* **Written exercise**: Omit any picture, and return the remaining data exactly as written.

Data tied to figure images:
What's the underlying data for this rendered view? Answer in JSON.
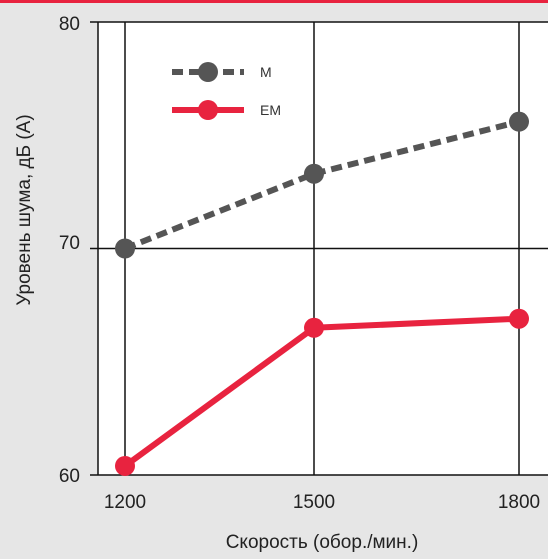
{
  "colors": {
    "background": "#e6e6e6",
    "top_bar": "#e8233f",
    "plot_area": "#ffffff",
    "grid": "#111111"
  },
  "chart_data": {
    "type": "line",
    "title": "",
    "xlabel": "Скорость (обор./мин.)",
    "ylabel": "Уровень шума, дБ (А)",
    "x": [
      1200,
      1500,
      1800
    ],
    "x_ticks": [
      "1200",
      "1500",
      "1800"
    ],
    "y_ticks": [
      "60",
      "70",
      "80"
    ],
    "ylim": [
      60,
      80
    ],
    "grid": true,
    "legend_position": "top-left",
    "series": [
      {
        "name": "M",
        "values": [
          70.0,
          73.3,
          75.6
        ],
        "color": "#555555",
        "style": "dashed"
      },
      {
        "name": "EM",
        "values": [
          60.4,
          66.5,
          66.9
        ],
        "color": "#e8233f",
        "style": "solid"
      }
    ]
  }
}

* **Result of this task**:
What's the underlying data for this rendered view? Answer in JSON.
{
  "colors": {
    "background": "#e6e6e6",
    "top_bar": "#e8233f",
    "plot_area": "#ffffff",
    "grid": "#111111"
  },
  "chart_data": {
    "type": "line",
    "title": "",
    "xlabel": "Скорость (обор./мин.)",
    "ylabel": "Уровень шума, дБ (А)",
    "x": [
      1200,
      1500,
      1800
    ],
    "x_ticks": [
      "1200",
      "1500",
      "1800"
    ],
    "y_ticks": [
      "60",
      "70",
      "80"
    ],
    "ylim": [
      60,
      80
    ],
    "grid": true,
    "legend_position": "top-left",
    "series": [
      {
        "name": "M",
        "values": [
          70.0,
          73.3,
          75.6
        ],
        "color": "#555555",
        "style": "dashed"
      },
      {
        "name": "EM",
        "values": [
          60.4,
          66.5,
          66.9
        ],
        "color": "#e8233f",
        "style": "solid"
      }
    ]
  }
}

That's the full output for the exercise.